__GOAL__
Images are not part of the copy; transcribe all the data exactly.

__EXCERPTED DATA__
· · ·

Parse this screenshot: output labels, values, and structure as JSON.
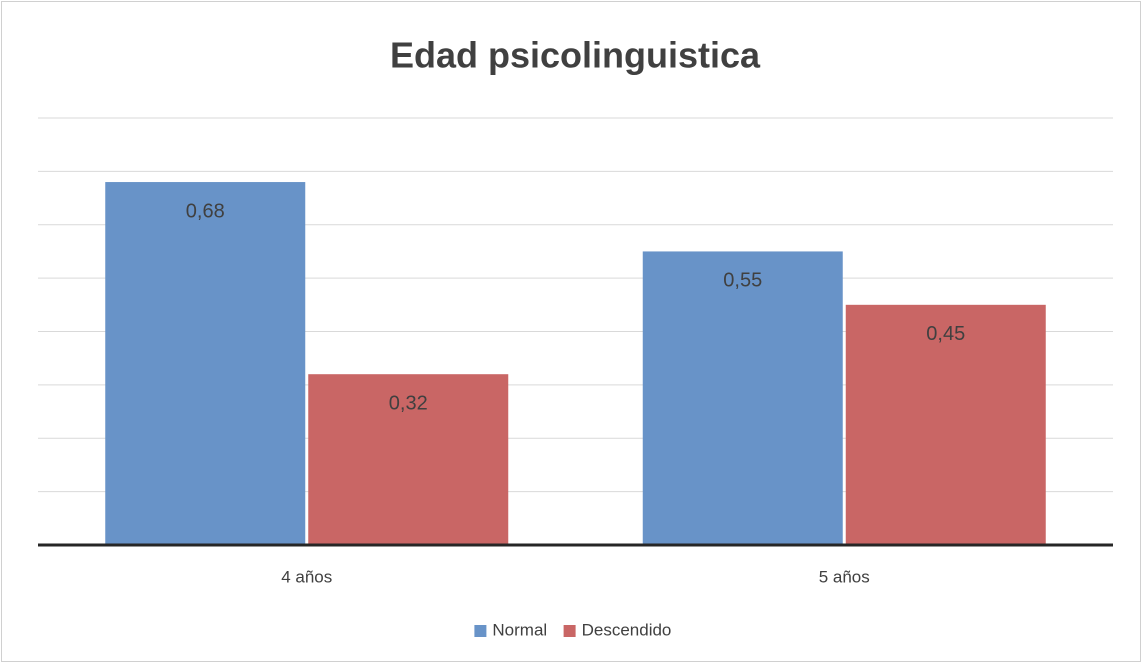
{
  "chart_data": {
    "type": "bar",
    "title": "Edad psicolinguistica",
    "categories": [
      "4 años",
      "5 años"
    ],
    "series": [
      {
        "name": "Normal",
        "color": "#6893c8",
        "values": [
          0.68,
          0.55
        ],
        "value_labels": [
          "0,68",
          "0,55"
        ]
      },
      {
        "name": "Descendido",
        "color": "#c96665",
        "values": [
          0.32,
          0.45
        ],
        "value_labels": [
          "0,32",
          "0,45"
        ]
      }
    ],
    "ylim": [
      0,
      0.8
    ],
    "yticks": [
      0,
      0.1,
      0.2,
      0.3,
      0.4,
      0.5,
      0.6,
      0.7,
      0.8
    ],
    "grid": true,
    "legend": "bottom"
  }
}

· · ·

__WRITTEN ANSWER__
Parse this screenshot: output labels, values, and structure as JSON.
{
  "chart_data": {
    "type": "bar",
    "title": "Edad psicolinguistica",
    "categories": [
      "4 años",
      "5 años"
    ],
    "series": [
      {
        "name": "Normal",
        "color": "#6893c8",
        "values": [
          0.68,
          0.55
        ],
        "value_labels": [
          "0,68",
          "0,55"
        ]
      },
      {
        "name": "Descendido",
        "color": "#c96665",
        "values": [
          0.32,
          0.45
        ],
        "value_labels": [
          "0,32",
          "0,45"
        ]
      }
    ],
    "ylim": [
      0,
      0.8
    ],
    "yticks": [
      0,
      0.1,
      0.2,
      0.3,
      0.4,
      0.5,
      0.6,
      0.7,
      0.8
    ],
    "grid": true,
    "legend": "bottom"
  }
}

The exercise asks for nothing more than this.